## PROMPT
Below are the records; copy each line in them that holds the word "Heart".

## DATA PROVIDED
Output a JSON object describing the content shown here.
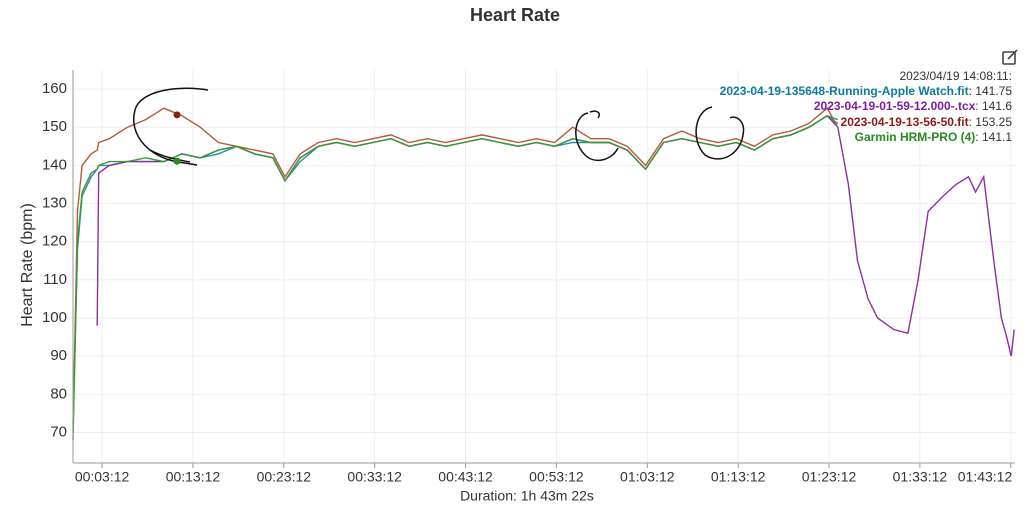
{
  "chart_data": {
    "type": "line",
    "title": "Heart Rate",
    "y_label": "Heart Rate (bpm)",
    "x_label": "Duration: 1h 43m 22s",
    "tooltip_time": "2023/04/19 14:08:11:",
    "xlim": [
      0,
      6220
    ],
    "ylim": [
      62,
      165
    ],
    "xticks": [
      {
        "value": 192,
        "label": "00:03:12"
      },
      {
        "value": 792,
        "label": "00:13:12"
      },
      {
        "value": 1392,
        "label": "00:23:12"
      },
      {
        "value": 1992,
        "label": "00:33:12"
      },
      {
        "value": 2592,
        "label": "00:43:12"
      },
      {
        "value": 3192,
        "label": "00:53:12"
      },
      {
        "value": 3792,
        "label": "01:03:12"
      },
      {
        "value": 4392,
        "label": "01:13:12"
      },
      {
        "value": 4992,
        "label": "01:23:12"
      },
      {
        "value": 5592,
        "label": "01:33:12"
      },
      {
        "value": 6192,
        "label": "01:43:12"
      }
    ],
    "yticks": [
      70,
      80,
      90,
      100,
      110,
      120,
      130,
      140,
      150,
      160
    ],
    "grid": true,
    "x": [
      0,
      30,
      60,
      120,
      160,
      170,
      240,
      360,
      480,
      600,
      720,
      840,
      960,
      1080,
      1200,
      1320,
      1400,
      1500,
      1620,
      1740,
      1860,
      1980,
      2100,
      2220,
      2340,
      2460,
      2580,
      2700,
      2820,
      2940,
      3060,
      3180,
      3300,
      3420,
      3540,
      3660,
      3780,
      3900,
      4020,
      4140,
      4260,
      4380,
      4500,
      4620,
      4740,
      4860,
      4980,
      5050,
      5120,
      5180,
      5250,
      5313,
      5420,
      5513,
      5580,
      5647,
      5747,
      5830,
      5913,
      5960,
      6013,
      6080,
      6130,
      6165,
      6195,
      6215
    ],
    "series": [
      {
        "name": "2023-04-19-135648-Running-Apple Watch.fit",
        "color": "#2a8aa8",
        "label_color": "#0e7a99",
        "hover_value": 141.75,
        "values": [
          72,
          118,
          132,
          137,
          139,
          140,
          140,
          141,
          141,
          141,
          143,
          142,
          143,
          145,
          143,
          142,
          136,
          141,
          145,
          146,
          145,
          146,
          147,
          145,
          146,
          145,
          146,
          147,
          146,
          145,
          146,
          145,
          146,
          146,
          146,
          144,
          139,
          146,
          147,
          146,
          145,
          146,
          144,
          147,
          148,
          150,
          153,
          151,
          null,
          null,
          null,
          null,
          null,
          null,
          null,
          null,
          null,
          null,
          null,
          null,
          null,
          null,
          null,
          null,
          null,
          null
        ]
      },
      {
        "name": "2023-04-19-01-59-12.000-.tcx",
        "color": "#8e2ea6",
        "label_color": "#7b1f9a",
        "hover_value": 141.6,
        "values": [
          null,
          null,
          null,
          null,
          98,
          138,
          140,
          141,
          141,
          141,
          143,
          142,
          144,
          145,
          143,
          142,
          136,
          142,
          145,
          146,
          145,
          146,
          147,
          145,
          146,
          145,
          146,
          147,
          146,
          145,
          146,
          145,
          147,
          146,
          146,
          144,
          139,
          146,
          147,
          146,
          145,
          146,
          144,
          147,
          148,
          150,
          153,
          150,
          135,
          115,
          105,
          100,
          97,
          96,
          110,
          128,
          132,
          135,
          137,
          133,
          137,
          115,
          100,
          95,
          90,
          97
        ]
      },
      {
        "name": "2023-04-19-13-56-50.fit",
        "color": "#b45a3c",
        "label_color": "#8b1c12",
        "hover_value": 153.25,
        "values": [
          70,
          128,
          140,
          143,
          144,
          146,
          147,
          150,
          152,
          155,
          153,
          150,
          146,
          145,
          144,
          143,
          137,
          143,
          146,
          147,
          146,
          147,
          148,
          146,
          147,
          146,
          147,
          148,
          147,
          146,
          147,
          146,
          150,
          147,
          147,
          145,
          140,
          147,
          149,
          147,
          146,
          147,
          145,
          148,
          149,
          151,
          155,
          150,
          null,
          null,
          null,
          null,
          null,
          null,
          null,
          null,
          null,
          null,
          null,
          null,
          null,
          null,
          null,
          null,
          null,
          null
        ]
      },
      {
        "name": "Garmin HRM-PRO (4)",
        "color": "#3c9a32",
        "label_color": "#2a8a1e",
        "hover_value": 141.1,
        "values": [
          68,
          120,
          133,
          138,
          139,
          140,
          141,
          141,
          142,
          141,
          143,
          142,
          144,
          145,
          143,
          142,
          136,
          142,
          145,
          146,
          145,
          146,
          147,
          145,
          146,
          145,
          146,
          147,
          146,
          145,
          146,
          145,
          147,
          146,
          146,
          144,
          139,
          146,
          147,
          146,
          145,
          146,
          144,
          147,
          148,
          150,
          153,
          152,
          null,
          null,
          null,
          null,
          null,
          null,
          null,
          null,
          null,
          null,
          null,
          null,
          null,
          null,
          null,
          null,
          null,
          null
        ]
      }
    ]
  }
}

## ANSWER BELOW
    "title": "Heart Rate",
    "y_label": "Heart Rate (bpm)",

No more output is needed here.